▸ WHAT NEEDS TO BE DONE
Please copy out the lines in the entries that contain "signos".

(Beginning of RECORDS TO USE)

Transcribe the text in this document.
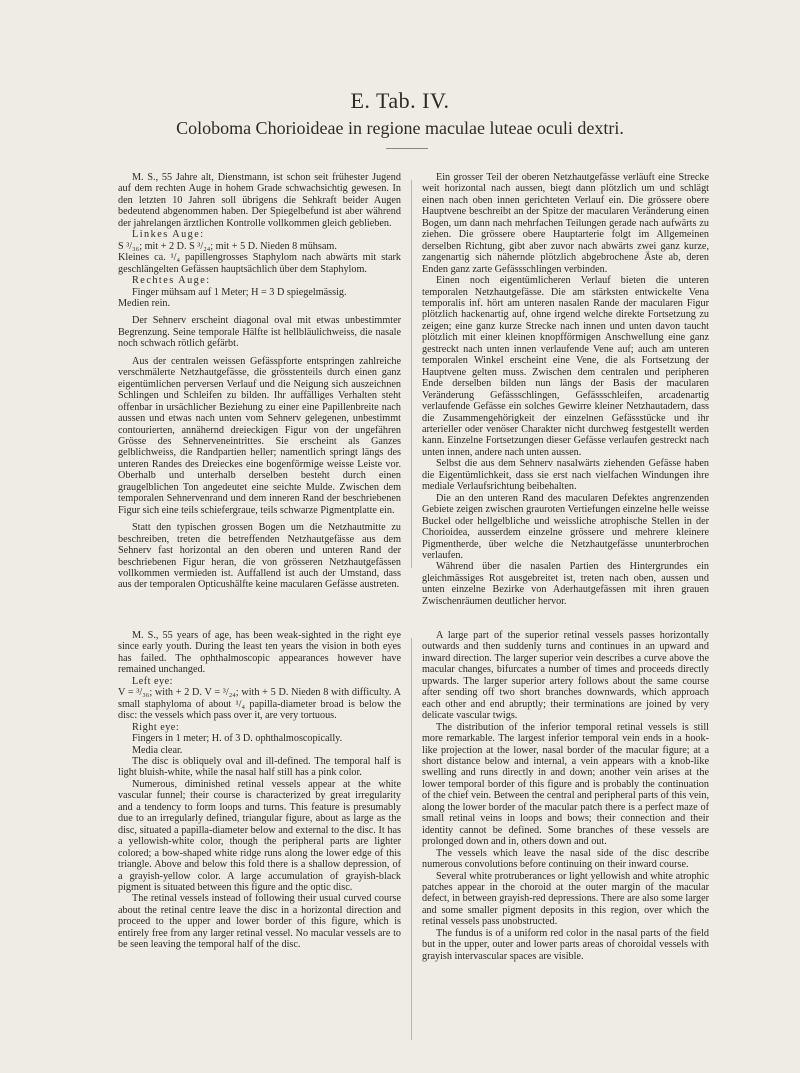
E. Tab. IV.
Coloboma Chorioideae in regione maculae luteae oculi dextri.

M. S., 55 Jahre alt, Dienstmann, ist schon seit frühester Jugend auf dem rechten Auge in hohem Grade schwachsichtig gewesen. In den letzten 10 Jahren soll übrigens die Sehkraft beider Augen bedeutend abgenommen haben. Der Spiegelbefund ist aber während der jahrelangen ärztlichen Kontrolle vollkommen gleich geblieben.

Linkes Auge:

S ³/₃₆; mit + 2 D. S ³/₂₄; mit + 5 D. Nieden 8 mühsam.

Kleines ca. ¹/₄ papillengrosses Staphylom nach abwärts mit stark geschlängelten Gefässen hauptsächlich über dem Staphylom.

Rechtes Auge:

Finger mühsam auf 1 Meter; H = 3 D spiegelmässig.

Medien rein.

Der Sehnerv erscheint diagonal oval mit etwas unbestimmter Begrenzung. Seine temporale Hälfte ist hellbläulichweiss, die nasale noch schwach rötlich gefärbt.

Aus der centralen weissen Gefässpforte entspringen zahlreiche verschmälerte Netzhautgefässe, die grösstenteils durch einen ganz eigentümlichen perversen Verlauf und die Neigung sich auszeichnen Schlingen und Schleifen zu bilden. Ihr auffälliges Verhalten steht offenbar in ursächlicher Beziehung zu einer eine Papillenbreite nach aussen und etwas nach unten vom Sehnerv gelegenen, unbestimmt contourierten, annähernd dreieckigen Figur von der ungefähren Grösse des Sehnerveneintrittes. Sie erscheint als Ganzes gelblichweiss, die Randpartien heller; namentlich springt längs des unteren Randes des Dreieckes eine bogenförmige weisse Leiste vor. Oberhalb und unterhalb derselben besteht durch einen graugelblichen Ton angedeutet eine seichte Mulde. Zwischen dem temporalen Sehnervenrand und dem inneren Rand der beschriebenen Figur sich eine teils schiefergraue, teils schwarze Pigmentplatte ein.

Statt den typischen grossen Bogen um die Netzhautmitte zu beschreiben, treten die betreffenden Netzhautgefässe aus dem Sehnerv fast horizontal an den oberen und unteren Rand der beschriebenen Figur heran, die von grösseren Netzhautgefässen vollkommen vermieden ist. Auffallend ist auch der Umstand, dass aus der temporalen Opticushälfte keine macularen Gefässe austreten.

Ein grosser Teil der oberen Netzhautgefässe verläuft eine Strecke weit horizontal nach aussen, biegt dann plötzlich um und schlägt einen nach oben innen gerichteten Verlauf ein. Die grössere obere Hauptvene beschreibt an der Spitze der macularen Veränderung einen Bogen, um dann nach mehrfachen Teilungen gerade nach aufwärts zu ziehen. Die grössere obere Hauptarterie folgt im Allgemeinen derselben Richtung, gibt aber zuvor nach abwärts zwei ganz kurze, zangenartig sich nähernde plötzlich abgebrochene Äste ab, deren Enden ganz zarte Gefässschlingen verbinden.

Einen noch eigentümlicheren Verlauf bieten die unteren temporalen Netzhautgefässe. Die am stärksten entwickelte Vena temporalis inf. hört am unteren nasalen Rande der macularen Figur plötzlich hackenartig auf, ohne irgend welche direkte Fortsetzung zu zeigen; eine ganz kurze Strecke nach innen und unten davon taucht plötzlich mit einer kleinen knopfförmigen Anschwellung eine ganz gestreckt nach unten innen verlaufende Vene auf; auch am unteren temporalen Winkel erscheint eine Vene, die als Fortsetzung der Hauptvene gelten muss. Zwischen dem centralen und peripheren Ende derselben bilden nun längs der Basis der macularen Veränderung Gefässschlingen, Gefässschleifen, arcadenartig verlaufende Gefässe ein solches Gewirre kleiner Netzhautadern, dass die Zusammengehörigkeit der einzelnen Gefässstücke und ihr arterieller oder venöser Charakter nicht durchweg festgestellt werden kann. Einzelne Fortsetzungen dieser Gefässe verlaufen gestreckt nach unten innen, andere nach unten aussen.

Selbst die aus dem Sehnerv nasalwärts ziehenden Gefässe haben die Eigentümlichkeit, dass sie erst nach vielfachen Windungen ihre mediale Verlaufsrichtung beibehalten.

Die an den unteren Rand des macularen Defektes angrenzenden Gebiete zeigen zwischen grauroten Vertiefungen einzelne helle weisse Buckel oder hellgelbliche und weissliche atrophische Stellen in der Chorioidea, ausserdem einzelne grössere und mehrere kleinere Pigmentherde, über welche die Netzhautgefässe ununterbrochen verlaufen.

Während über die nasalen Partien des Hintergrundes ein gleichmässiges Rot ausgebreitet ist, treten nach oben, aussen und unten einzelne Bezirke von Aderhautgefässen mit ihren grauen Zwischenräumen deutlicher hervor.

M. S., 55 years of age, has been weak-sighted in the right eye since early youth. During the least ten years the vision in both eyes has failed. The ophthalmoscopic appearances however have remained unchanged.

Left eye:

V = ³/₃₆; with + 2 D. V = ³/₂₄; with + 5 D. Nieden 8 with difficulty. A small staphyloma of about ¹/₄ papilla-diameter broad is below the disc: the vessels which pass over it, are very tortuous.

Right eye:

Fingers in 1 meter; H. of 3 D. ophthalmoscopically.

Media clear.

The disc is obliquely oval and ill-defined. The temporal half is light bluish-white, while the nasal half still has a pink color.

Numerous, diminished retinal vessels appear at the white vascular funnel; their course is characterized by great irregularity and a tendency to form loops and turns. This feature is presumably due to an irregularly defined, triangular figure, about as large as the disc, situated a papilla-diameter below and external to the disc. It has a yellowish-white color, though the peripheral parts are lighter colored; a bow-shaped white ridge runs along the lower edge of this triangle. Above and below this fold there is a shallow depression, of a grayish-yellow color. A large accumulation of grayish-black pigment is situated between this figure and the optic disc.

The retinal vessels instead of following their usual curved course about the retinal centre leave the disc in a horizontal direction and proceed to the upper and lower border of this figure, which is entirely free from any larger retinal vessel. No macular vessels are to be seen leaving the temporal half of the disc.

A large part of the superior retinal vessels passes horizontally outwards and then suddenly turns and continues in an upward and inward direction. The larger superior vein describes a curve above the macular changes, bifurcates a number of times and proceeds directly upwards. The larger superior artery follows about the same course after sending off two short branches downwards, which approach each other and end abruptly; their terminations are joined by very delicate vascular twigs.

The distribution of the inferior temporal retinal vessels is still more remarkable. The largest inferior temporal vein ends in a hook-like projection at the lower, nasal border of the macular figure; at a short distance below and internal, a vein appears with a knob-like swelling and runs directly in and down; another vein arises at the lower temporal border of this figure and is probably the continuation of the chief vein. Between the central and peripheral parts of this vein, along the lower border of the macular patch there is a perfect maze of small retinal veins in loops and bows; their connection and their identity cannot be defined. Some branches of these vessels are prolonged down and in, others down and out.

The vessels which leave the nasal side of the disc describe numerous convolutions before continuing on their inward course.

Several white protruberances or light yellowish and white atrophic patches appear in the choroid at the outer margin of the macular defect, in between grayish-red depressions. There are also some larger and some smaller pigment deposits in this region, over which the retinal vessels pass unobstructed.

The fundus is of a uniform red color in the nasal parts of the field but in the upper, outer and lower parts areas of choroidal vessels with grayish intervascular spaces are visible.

(End of RECORDS TO USE)
(Beginning of RECORDS TO USE)

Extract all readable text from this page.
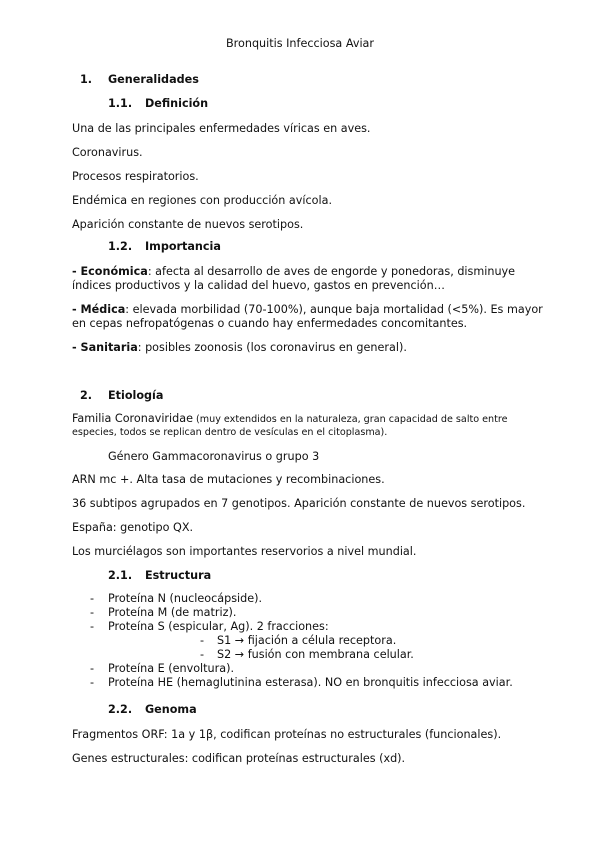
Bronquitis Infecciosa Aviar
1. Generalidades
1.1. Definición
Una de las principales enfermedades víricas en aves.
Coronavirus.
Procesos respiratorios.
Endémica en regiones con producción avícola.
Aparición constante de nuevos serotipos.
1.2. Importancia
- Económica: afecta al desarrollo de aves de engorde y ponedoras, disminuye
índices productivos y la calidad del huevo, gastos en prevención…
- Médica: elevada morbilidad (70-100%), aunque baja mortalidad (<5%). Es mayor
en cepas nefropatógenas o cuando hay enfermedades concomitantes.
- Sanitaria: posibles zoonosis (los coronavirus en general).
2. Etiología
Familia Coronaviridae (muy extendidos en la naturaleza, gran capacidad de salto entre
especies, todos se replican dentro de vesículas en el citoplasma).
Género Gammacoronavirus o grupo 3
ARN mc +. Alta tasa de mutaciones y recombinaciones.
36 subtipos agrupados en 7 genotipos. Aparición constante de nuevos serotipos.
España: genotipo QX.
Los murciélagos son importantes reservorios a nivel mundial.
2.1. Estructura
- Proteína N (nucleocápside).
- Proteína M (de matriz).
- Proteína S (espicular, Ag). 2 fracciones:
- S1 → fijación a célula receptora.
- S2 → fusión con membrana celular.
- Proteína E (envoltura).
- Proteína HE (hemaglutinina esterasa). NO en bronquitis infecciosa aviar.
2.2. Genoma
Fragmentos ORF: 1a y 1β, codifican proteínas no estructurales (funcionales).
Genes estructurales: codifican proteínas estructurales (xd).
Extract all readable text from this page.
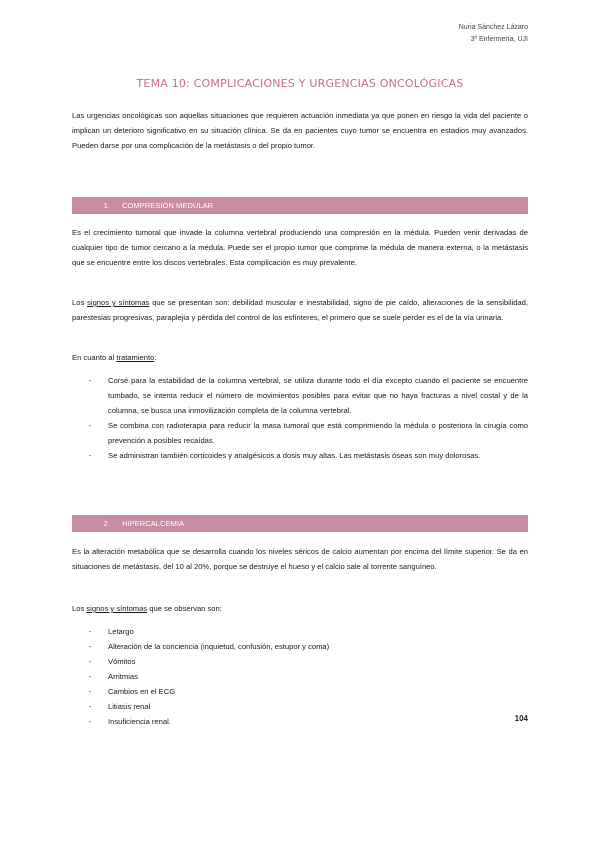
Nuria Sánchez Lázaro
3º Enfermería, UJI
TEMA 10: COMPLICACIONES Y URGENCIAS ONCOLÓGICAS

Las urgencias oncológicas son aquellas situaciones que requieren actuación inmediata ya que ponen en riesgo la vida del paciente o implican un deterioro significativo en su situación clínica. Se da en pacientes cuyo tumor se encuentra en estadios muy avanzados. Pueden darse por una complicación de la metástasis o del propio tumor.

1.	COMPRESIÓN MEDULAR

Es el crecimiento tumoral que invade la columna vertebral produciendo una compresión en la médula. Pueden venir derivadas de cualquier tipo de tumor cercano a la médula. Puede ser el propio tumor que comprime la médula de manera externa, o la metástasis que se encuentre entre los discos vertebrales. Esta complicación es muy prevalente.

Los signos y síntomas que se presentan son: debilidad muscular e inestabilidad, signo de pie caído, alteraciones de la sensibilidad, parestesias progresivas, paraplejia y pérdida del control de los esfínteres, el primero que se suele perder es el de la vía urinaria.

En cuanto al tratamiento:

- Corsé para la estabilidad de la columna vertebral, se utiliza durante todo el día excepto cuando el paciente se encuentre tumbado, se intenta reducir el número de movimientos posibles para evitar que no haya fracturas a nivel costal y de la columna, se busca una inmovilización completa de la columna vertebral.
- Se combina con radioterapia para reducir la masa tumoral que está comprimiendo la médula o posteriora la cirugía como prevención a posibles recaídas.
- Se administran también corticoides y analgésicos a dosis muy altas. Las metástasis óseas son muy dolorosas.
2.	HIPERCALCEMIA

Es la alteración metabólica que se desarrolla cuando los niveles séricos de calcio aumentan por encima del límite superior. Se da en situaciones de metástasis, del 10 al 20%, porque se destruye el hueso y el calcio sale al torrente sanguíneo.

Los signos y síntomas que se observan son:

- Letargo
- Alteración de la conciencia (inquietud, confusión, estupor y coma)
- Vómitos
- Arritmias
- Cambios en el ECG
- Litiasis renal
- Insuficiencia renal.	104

(End of RECORDS TO USE)

▸ THE COMPLETED TASK
Los signos y síntomas que se presentan son: debilidad muscular e inestabilidad, signo de pie caído, alteraciones de la sensibilidad, parestesias progresivas, paraplejia y pérdida del control de los esfínteres, el primero que se suele perder es el de la vía urinaria.
Los signos y síntomas que se observan son:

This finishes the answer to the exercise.